◆ Problem details:
Reply with one number: the count of lines in the data that hold the string "Vice".
── Listed records ──
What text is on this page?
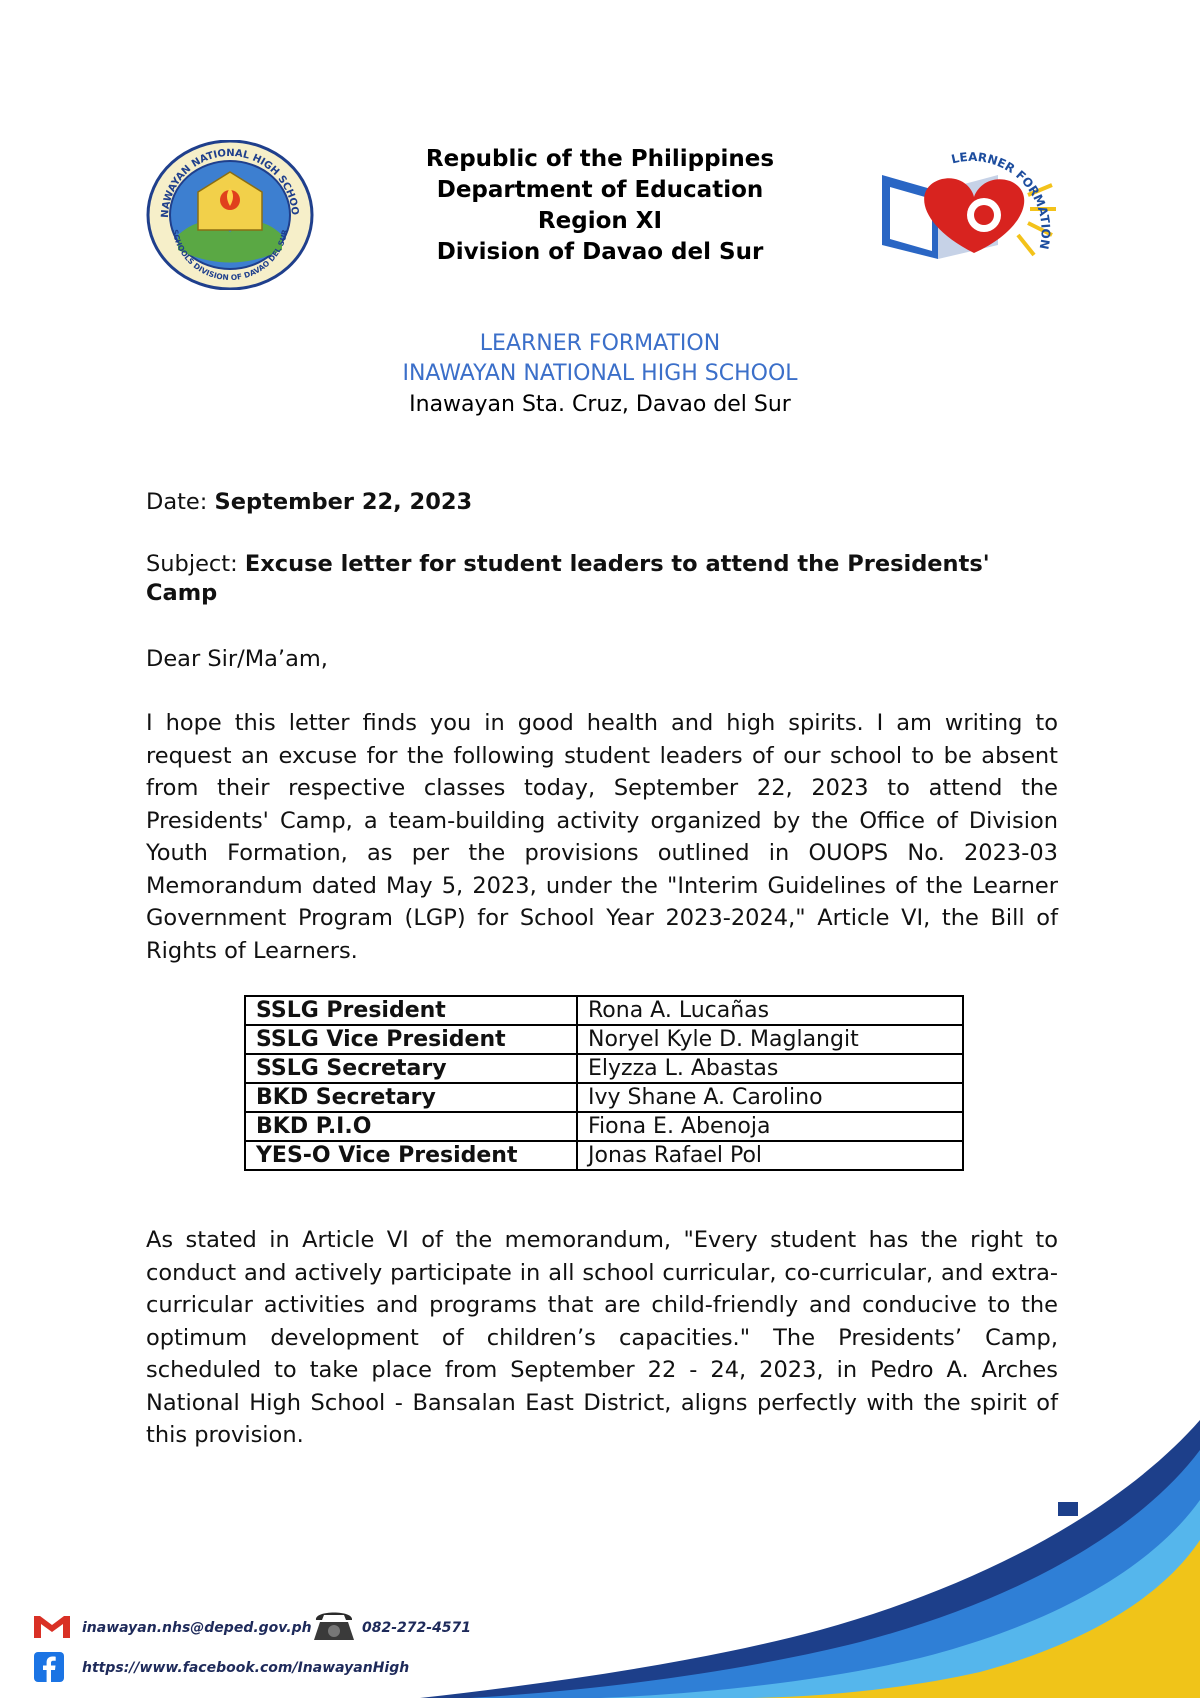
NAWAYAN NATIONAL HIGH SCHOO
SCHOOLS DIVISION OF DAVAO DEL SUR
LEARNER FORMATION
Republic of the Philippines
Department of Education
Region XI
Division of Davao del Sur
LEARNER FORMATION
INAWAYAN NATIONAL HIGH SCHOOL
Inawayan Sta. Cruz, Davao del Sur
Date: September 22, 2023
Subject: Excuse letter for student leaders to attend the Presidents' Camp
Dear Sir/Ma’am,
I hope this letter finds you in good health and high spirits. I am writing to request an excuse for the following student leaders of our school to be absent from their respective classes today, September 22, 2023 to attend the Presidents' Camp, a team-building activity organized by the Office of Division Youth Formation, as per the provisions outlined in OUOPS No. 2023-03 Memorandum dated May 5, 2023, under the "Interim Guidelines of the Learner Government Program (LGP) for School Year 2023-2024," Article VI, the Bill of Rights of Learners.
SSLG President	Rona A. Lucañas
SSLG Vice President	Noryel Kyle D. Maglangit
SSLG Secretary	Elyzza L. Abastas
BKD Secretary	Ivy Shane A. Carolino
BKD P.I.O	Fiona E. Abenoja
YES-O Vice President	Jonas Rafael Pol
As stated in Article VI of the memorandum, "Every student has the right to conduct and actively participate in all school curricular, co-curricular, and extra-curricular activities and programs that are child-friendly and conducive to the optimum development of children’s capacities." The Presidents’ Camp, scheduled to take place from September 22 - 24, 2023, in Pedro A. Arches National High School - Bansalan East District, aligns perfectly with the spirit of this provision.
inawayan.nhs@deped.gov.ph	082-272-4571
https://www.facebook.com/InawayanHigh
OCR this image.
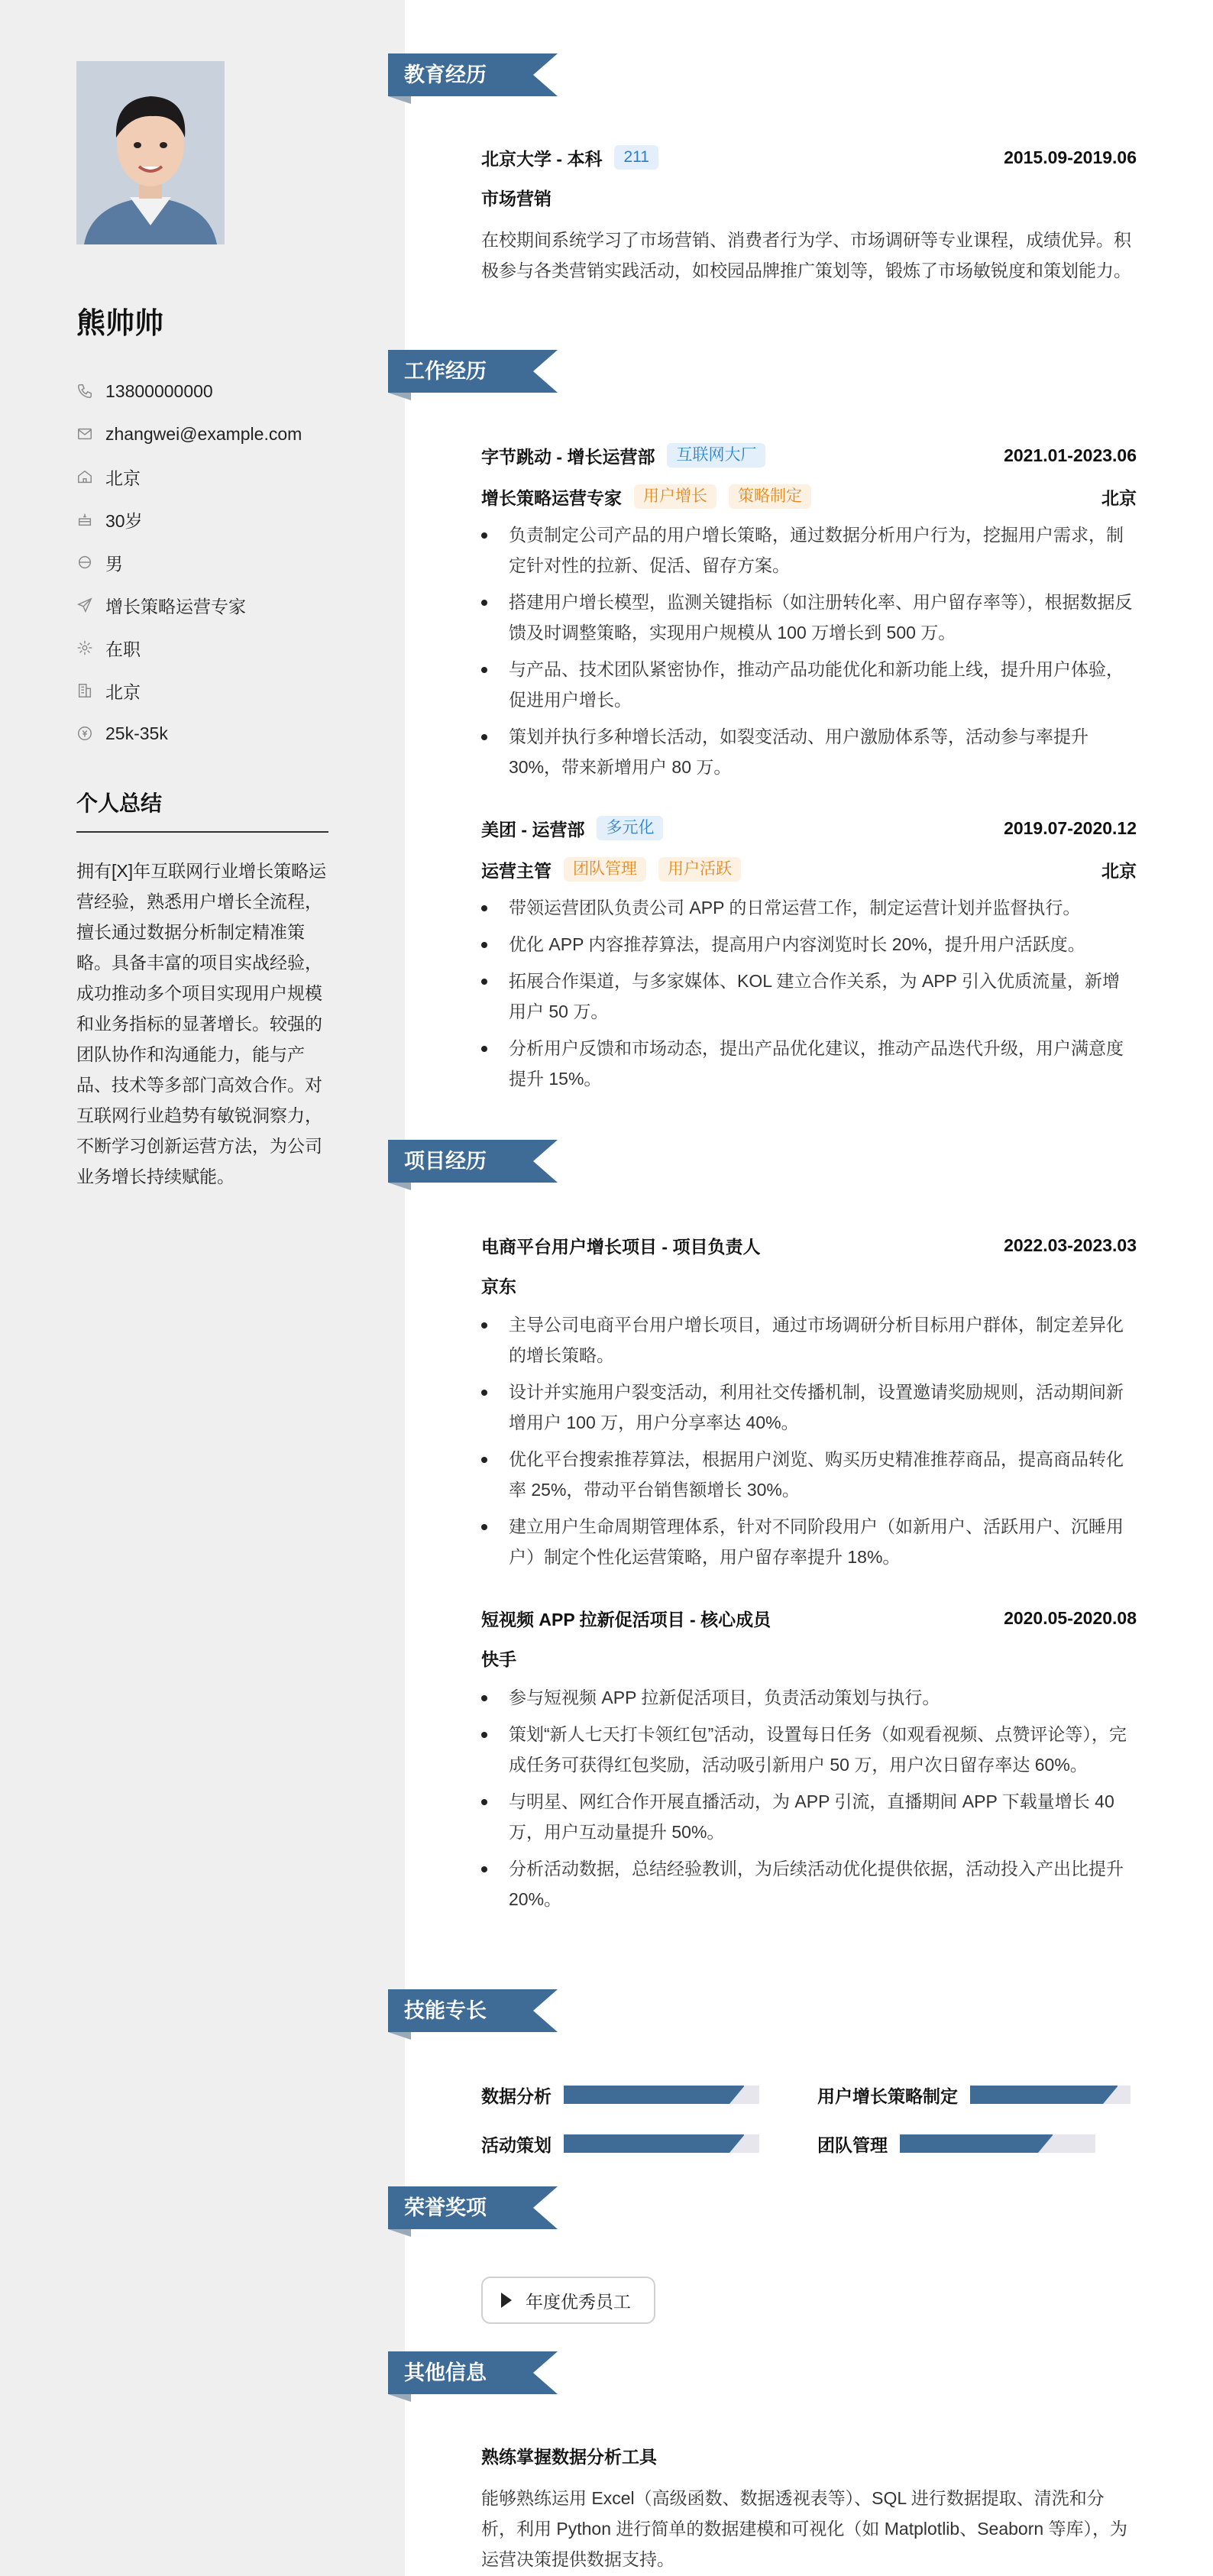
熊帅帅
13800000000
zhangwei@example.com
北京
30岁
男
增长策略运营专家
在职
北京
25k-35k
个人总结
拥有[X]年互联网行业增长策略运营经验，熟悉用户增长全流程，擅长通过数据分析制定精准策略。具备丰富的项目实战经验，成功推动多个项目实现用户规模和业务指标的显著增长。较强的团队协作和沟通能力，能与产品、技术等多部门高效合作。对互联网行业趋势有敏锐洞察力，不断学习创新运营方法，为公司业务增长持续赋能。
教育经历
北京大学 - 本科	211	2015.09-2019.06
市场营销
在校期间系统学习了市场营销、消费者行为学、市场调研等专业课程，成绩优异。积极参与各类营销实践活动，如校园品牌推广策划等，锻炼了市场敏锐度和策划能力。
工作经历
字节跳动 - 增长运营部	互联网大厂	2021.01-2023.06
增长策略运营专家	用户增长	策略制定	北京
负责制定公司产品的用户增长策略，通过数据分析用户行为，挖掘用户需求，制定针对性的拉新、促活、留存方案。
搭建用户增长模型，监测关键指标（如注册转化率、用户留存率等），根据数据反馈及时调整策略，实现用户规模从 100 万增长到 500 万。
与产品、技术团队紧密协作，推动产品功能优化和新功能上线，提升用户体验，促进用户增长。
策划并执行多种增长活动，如裂变活动、用户激励体系等，活动参与率提升 30%，带来新增用户 80 万。
美团 - 运营部	多元化	2019.07-2020.12
运营主管	团队管理	用户活跃	北京
带领运营团队负责公司 APP 的日常运营工作，制定运营计划并监督执行。
优化 APP 内容推荐算法，提高用户内容浏览时长 20%，提升用户活跃度。
拓展合作渠道，与多家媒体、KOL 建立合作关系，为 APP 引入优质流量，新增用户 50 万。
分析用户反馈和市场动态，提出产品优化建议，推动产品迭代升级，用户满意度提升 15%。
项目经历
电商平台用户增长项目 - 项目负责人	2022.03-2023.03
京东
主导公司电商平台用户增长项目，通过市场调研分析目标用户群体，制定差异化的增长策略。
设计并实施用户裂变活动，利用社交传播机制，设置邀请奖励规则，活动期间新增用户 100 万，用户分享率达 40%。
优化平台搜索推荐算法，根据用户浏览、购买历史精准推荐商品，提高商品转化率 25%，带动平台销售额增长 30%。
建立用户生命周期管理体系，针对不同阶段用户（如新用户、活跃用户、沉睡用户）制定个性化运营策略，用户留存率提升 18%。
短视频 APP 拉新促活项目 - 核心成员	2020.05-2020.08
快手
参与短视频 APP 拉新促活项目，负责活动策划与执行。
策划“新人七天打卡领红包”活动，设置每日任务（如观看视频、点赞评论等），完成任务可获得红包奖励，活动吸引新用户 50 万，用户次日留存率达 60%。
与明星、网红合作开展直播活动，为 APP 引流，直播期间 APP 下载量增长 40 万，用户互动量提升 50%。
分析活动数据，总结经验教训，为后续活动优化提供依据，活动投入产出比提升 20%。
技能专长
数据分析	用户增长策略制定
活动策划	团队管理
荣誉奖项
年度优秀员工
其他信息
熟练掌握数据分析工具
能够熟练运用 Excel（高级函数、数据透视表等）、SQL 进行数据提取、清洗和分析，利用 Python 进行简单的数据建模和可视化（如 Matplotlib、Seaborn 等库），为运营决策提供数据支持。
───
◆ Written response:
2